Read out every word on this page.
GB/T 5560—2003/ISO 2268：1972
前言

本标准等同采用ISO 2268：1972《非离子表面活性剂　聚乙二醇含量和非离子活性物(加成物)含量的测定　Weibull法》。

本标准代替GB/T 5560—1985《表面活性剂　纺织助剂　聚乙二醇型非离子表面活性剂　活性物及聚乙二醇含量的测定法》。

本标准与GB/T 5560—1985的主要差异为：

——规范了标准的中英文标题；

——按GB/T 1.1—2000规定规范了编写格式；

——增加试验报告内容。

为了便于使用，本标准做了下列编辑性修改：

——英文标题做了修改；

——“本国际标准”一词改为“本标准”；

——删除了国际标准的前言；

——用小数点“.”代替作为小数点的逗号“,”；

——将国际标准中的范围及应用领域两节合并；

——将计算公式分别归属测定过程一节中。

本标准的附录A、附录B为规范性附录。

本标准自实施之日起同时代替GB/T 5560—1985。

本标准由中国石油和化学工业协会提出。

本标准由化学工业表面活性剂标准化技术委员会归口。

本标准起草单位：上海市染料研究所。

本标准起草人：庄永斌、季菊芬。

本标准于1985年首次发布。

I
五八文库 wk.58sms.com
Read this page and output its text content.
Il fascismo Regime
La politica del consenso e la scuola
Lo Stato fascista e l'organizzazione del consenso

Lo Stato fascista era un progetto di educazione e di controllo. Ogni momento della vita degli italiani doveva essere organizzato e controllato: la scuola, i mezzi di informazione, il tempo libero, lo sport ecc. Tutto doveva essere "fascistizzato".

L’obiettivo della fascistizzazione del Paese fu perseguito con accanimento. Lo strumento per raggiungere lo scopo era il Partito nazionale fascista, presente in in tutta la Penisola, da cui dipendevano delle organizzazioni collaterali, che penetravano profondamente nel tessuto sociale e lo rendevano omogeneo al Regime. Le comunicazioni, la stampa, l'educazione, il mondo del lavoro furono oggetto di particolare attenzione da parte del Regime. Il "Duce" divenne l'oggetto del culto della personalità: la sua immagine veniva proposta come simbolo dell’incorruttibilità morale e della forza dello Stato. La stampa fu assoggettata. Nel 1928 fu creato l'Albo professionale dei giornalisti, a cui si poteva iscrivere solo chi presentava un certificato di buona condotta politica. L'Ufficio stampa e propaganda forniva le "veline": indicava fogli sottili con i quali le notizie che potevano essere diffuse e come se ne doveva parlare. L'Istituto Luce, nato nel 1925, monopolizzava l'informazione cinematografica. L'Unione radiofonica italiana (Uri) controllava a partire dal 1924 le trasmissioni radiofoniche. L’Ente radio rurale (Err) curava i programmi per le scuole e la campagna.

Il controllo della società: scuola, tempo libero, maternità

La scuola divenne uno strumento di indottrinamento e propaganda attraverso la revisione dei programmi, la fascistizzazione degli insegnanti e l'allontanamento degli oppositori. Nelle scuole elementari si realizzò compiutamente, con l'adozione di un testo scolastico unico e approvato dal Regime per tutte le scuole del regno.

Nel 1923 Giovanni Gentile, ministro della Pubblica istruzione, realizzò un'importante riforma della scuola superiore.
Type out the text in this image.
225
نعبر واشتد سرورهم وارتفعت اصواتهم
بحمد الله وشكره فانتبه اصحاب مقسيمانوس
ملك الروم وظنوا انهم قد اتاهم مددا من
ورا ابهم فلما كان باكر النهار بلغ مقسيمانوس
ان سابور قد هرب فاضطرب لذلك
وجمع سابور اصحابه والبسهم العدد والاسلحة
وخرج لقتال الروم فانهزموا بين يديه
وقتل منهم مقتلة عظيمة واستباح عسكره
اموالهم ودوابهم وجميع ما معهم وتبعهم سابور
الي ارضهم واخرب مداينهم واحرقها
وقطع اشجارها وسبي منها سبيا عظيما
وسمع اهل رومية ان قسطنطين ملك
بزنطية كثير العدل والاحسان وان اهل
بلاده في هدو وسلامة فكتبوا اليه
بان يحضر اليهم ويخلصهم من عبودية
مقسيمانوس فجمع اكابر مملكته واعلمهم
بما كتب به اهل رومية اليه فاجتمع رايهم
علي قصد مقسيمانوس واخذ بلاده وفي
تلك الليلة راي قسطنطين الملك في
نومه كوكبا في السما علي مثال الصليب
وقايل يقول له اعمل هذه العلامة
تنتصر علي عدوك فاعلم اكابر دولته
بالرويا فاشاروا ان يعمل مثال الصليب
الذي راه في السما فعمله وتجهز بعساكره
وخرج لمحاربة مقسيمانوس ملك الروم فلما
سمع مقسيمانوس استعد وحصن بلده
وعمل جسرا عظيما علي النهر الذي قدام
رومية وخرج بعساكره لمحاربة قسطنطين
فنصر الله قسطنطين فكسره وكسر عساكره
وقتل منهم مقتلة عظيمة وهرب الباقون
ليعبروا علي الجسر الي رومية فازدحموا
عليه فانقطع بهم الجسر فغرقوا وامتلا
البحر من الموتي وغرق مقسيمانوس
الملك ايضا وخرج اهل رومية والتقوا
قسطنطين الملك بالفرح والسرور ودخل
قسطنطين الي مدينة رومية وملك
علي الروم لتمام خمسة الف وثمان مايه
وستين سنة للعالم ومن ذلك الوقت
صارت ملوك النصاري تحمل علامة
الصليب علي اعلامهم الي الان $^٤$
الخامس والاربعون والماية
================
**Given problem**
Please quote the records above exactly, without skipping a line.

**Response for this exercise**
Read out every word on this page.
GB/T 5560—2003/ISO 2268：1972
前言

本标准等同采用ISO 2268：1972《非离子表面活性剂　聚乙二醇含量和非离子活性物(加成物)含量的测定　Weibull法》。

本标准代替GB/T 5560—1985《表面活性剂　纺织助剂　聚乙二醇型非离子表面活性剂　活性物及聚乙二醇含量的测定法》。

本标准与GB/T 5560—1985的主要差异为：

——规范了标准的中英文标题；

——按GB/T 1.1—2000规定规范了编写格式；

——增加试验报告内容。

为了便于使用，本标准做了下列编辑性修改：

——英文标题做了修改；

——“本国际标准”一词改为“本标准”；

——删除了国际标准的前言；

——用小数点“.”代替作为小数点的逗号“,”；

——将国际标准中的范围及应用领域两节合并；

——将计算公式分别归属测定过程一节中。

本标准的附录A、附录B为规范性附录。

本标准自实施之日起同时代替GB/T 5560—1985。

本标准由中国石油和化学工业协会提出。

本标准由化学工业表面活性剂标准化技术委员会归口。

本标准起草单位：上海市染料研究所。

本标准起草人：庄永斌、季菊芬。

本标准于1985年首次发布。

I
五八文库 wk.58sms.com
Read this page and output its text content.
Il fascismo Regime
La politica del consenso e la scuola
Lo Stato fascista e l'organizzazione del consenso

Lo Stato fascista era un progetto di educazione e di controllo. Ogni momento della vita degli italiani doveva essere organizzato e controllato: la scuola, i mezzi di informazione, il tempo libero, lo sport ecc. Tutto doveva essere "fascistizzato".

L’obiettivo della fascistizzazione del Paese fu perseguito con accanimento. Lo strumento per raggiungere lo scopo era il Partito nazionale fascista, presente in in tutta la Penisola, da cui dipendevano delle organizzazioni collaterali, che penetravano profondamente nel tessuto sociale e lo rendevano omogeneo al Regime. Le comunicazioni, la stampa, l'educazione, il mondo del lavoro furono oggetto di particolare attenzione da parte del Regime. Il "Duce" divenne l'oggetto del culto della personalità: la sua immagine veniva proposta come simbolo dell’incorruttibilità morale e della forza dello Stato. La stampa fu assoggettata. Nel 1928 fu creato l'Albo professionale dei giornalisti, a cui si poteva iscrivere solo chi presentava un certificato di buona condotta politica. L'Ufficio stampa e propaganda forniva le "veline": indicava fogli sottili con i quali le notizie che potevano essere diffuse e come se ne doveva parlare. L'Istituto Luce, nato nel 1925, monopolizzava l'informazione cinematografica. L'Unione radiofonica italiana (Uri) controllava a partire dal 1924 le trasmissioni radiofoniche. L’Ente radio rurale (Err) curava i programmi per le scuole e la campagna.

Il controllo della società: scuola, tempo libero, maternità

La scuola divenne uno strumento di indottrinamento e propaganda attraverso la revisione dei programmi, la fascistizzazione degli insegnanti e l'allontanamento degli oppositori. Nelle scuole elementari si realizzò compiutamente, con l'adozione di un testo scolastico unico e approvato dal Regime per tutte le scuole del regno.

Nel 1923 Giovanni Gentile, ministro della Pubblica istruzione, realizzò un'importante riforma della scuola superiore.
Type out the text in this image.
225
نعبر واشتد سرورهم وارتفعت اصواتهم
بحمد الله وشكره فانتبه اصحاب مقسيمانوس
ملك الروم وظنوا انهم قد اتاهم مددا من
ورا ابهم فلما كان باكر النهار بلغ مقسيمانوس
ان سابور قد هرب فاضطرب لذلك
وجمع سابور اصحابه والبسهم العدد والاسلحة
وخرج لقتال الروم فانهزموا بين يديه
وقتل منهم مقتلة عظيمة واستباح عسكره
اموالهم ودوابهم وجميع ما معهم وتبعهم سابور
الي ارضهم واخرب مداينهم واحرقها
وقطع اشجارها وسبي منها سبيا عظيما
وسمع اهل رومية ان قسطنطين ملك
بزنطية كثير العدل والاحسان وان اهل
بلاده في هدو وسلامة فكتبوا اليه
بان يحضر اليهم ويخلصهم من عبودية
مقسيمانوس فجمع اكابر مملكته واعلمهم
بما كتب به اهل رومية اليه فاجتمع رايهم
علي قصد مقسيمانوس واخذ بلاده وفي
تلك الليلة راي قسطنطين الملك في
نومه كوكبا في السما علي مثال الصليب
وقايل يقول له اعمل هذه العلامة
تنتصر علي عدوك فاعلم اكابر دولته
بالرويا فاشاروا ان يعمل مثال الصليب
الذي راه في السما فعمله وتجهز بعساكره
وخرج لمحاربة مقسيمانوس ملك الروم فلما
سمع مقسيمانوس استعد وحصن بلده
وعمل جسرا عظيما علي النهر الذي قدام
رومية وخرج بعساكره لمحاربة قسطنطين
فنصر الله قسطنطين فكسره وكسر عساكره
وقتل منهم مقتلة عظيمة وهرب الباقون
ليعبروا علي الجسر الي رومية فازدحموا
عليه فانقطع بهم الجسر فغرقوا وامتلا
البحر من الموتي وغرق مقسيمانوس
الملك ايضا وخرج اهل رومية والتقوا
قسطنطين الملك بالفرح والسرور ودخل
قسطنطين الي مدينة رومية وملك
علي الروم لتمام خمسة الف وثمان مايه
وستين سنة للعالم ومن ذلك الوقت
صارت ملوك النصاري تحمل علامة
الصليب علي اعلامهم الي الان $^٤$
الخامس والاربعون والماية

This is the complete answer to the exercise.